▶ **What the task asks**: For each line of the data below that holds "this", copy the line.

▶ **Data supplied**:
+ + +

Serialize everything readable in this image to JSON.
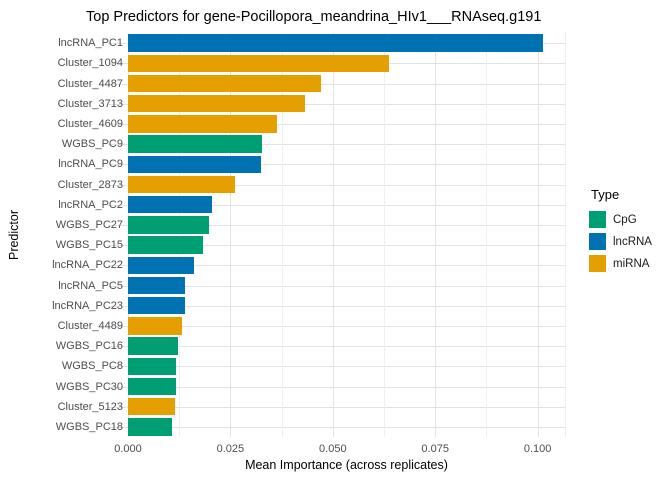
{
  "title": "Top Predictors for gene-Pocillopora_meandrina_HIv1___RNAseq.g191",
  "chart_data": {
    "type": "bar",
    "orientation": "horizontal",
    "title": "Top Predictors for gene-Pocillopora_meandrina_HIv1___RNAseq.g191",
    "xlabel": "Mean Importance (across replicates)",
    "ylabel": "Predictor",
    "xlim": [
      -0.005,
      0.1067
    ],
    "x_ticks": [
      0,
      0.025,
      0.05,
      0.075,
      0.1
    ],
    "x_tick_labels": [
      "0.000",
      "0.025",
      "0.050",
      "0.075",
      "0.100"
    ],
    "x_minor_ticks": [
      0.0125,
      0.0375,
      0.0625,
      0.0875
    ],
    "grid": true,
    "legend": {
      "title": "Type",
      "position": "right",
      "entries": [
        {
          "label": "CpG",
          "color": "#009E73"
        },
        {
          "label": "lncRNA",
          "color": "#0072B2"
        },
        {
          "label": "miRNA",
          "color": "#E69F00"
        }
      ]
    },
    "bars": [
      {
        "category": "lncRNA_PC1",
        "type": "lncRNA",
        "value": 0.1013
      },
      {
        "category": "Cluster_1094",
        "type": "miRNA",
        "value": 0.0636
      },
      {
        "category": "Cluster_4487",
        "type": "miRNA",
        "value": 0.047
      },
      {
        "category": "Cluster_3713",
        "type": "miRNA",
        "value": 0.0431
      },
      {
        "category": "Cluster_4609",
        "type": "miRNA",
        "value": 0.0363
      },
      {
        "category": "WGBS_PC9",
        "type": "CpG",
        "value": 0.0328
      },
      {
        "category": "lncRNA_PC9",
        "type": "lncRNA",
        "value": 0.0324
      },
      {
        "category": "Cluster_2873",
        "type": "miRNA",
        "value": 0.0262
      },
      {
        "category": "lncRNA_PC2",
        "type": "lncRNA",
        "value": 0.0205
      },
      {
        "category": "WGBS_PC27",
        "type": "CpG",
        "value": 0.0197
      },
      {
        "category": "WGBS_PC15",
        "type": "CpG",
        "value": 0.0184
      },
      {
        "category": "lncRNA_PC22",
        "type": "lncRNA",
        "value": 0.016
      },
      {
        "category": "lncRNA_PC5",
        "type": "lncRNA",
        "value": 0.014
      },
      {
        "category": "lncRNA_PC23",
        "type": "lncRNA",
        "value": 0.014
      },
      {
        "category": "Cluster_4489",
        "type": "miRNA",
        "value": 0.0131
      },
      {
        "category": "WGBS_PC16",
        "type": "CpG",
        "value": 0.0123
      },
      {
        "category": "WGBS_PC8",
        "type": "CpG",
        "value": 0.0118
      },
      {
        "category": "WGBS_PC30",
        "type": "CpG",
        "value": 0.0118
      },
      {
        "category": "Cluster_5123",
        "type": "miRNA",
        "value": 0.0114
      },
      {
        "category": "WGBS_PC18",
        "type": "CpG",
        "value": 0.0107
      }
    ]
  },
  "colors": {
    "CpG": "#009E73",
    "lncRNA": "#0072B2",
    "miRNA": "#E69F00",
    "grid_major": "#e3e3e3",
    "grid_minor": "#efefef",
    "axis_text": "#4d4d4d",
    "background": "#ffffff"
  }
}
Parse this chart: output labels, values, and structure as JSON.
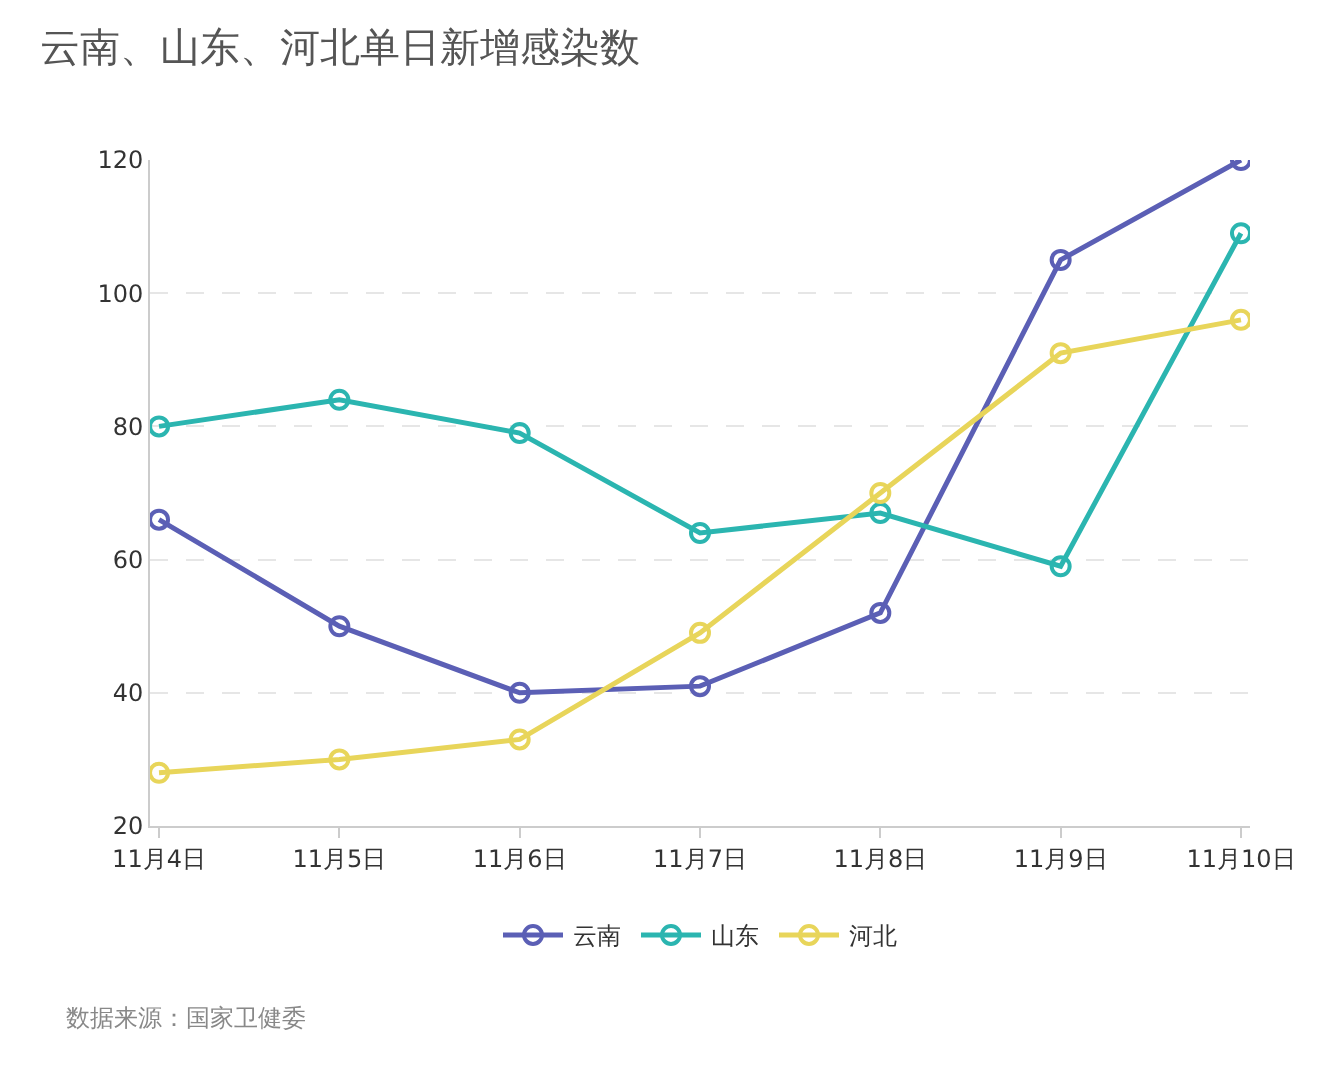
{
  "chart_data": {
    "type": "line",
    "title": "云南、山东、河北单日新增感染数",
    "categories": [
      "11月4日",
      "11月5日",
      "11月6日",
      "11月7日",
      "11月8日",
      "11月9日",
      "11月10日"
    ],
    "series": [
      {
        "name": "云南",
        "color": "#5b5fb5",
        "values": [
          66,
          50,
          40,
          41,
          52,
          105,
          120
        ]
      },
      {
        "name": "山东",
        "color": "#2bb5b0",
        "values": [
          80,
          84,
          79,
          64,
          67,
          59,
          109
        ]
      },
      {
        "name": "河北",
        "color": "#e8d55a",
        "values": [
          28,
          30,
          33,
          49,
          70,
          91,
          96
        ]
      }
    ],
    "ylim": [
      20,
      120
    ],
    "yticks": [
      20,
      40,
      60,
      80,
      100,
      120
    ],
    "grid": "y",
    "legend": "bottom",
    "marker": "circle",
    "line_style": "solid",
    "annotations": [
      "数据来源：国家卫健委"
    ]
  }
}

+ + +

▶ **The result**:
Serialize everything readable in this image to JSON.
Parse this chart: output labels, values, and structure as JSON.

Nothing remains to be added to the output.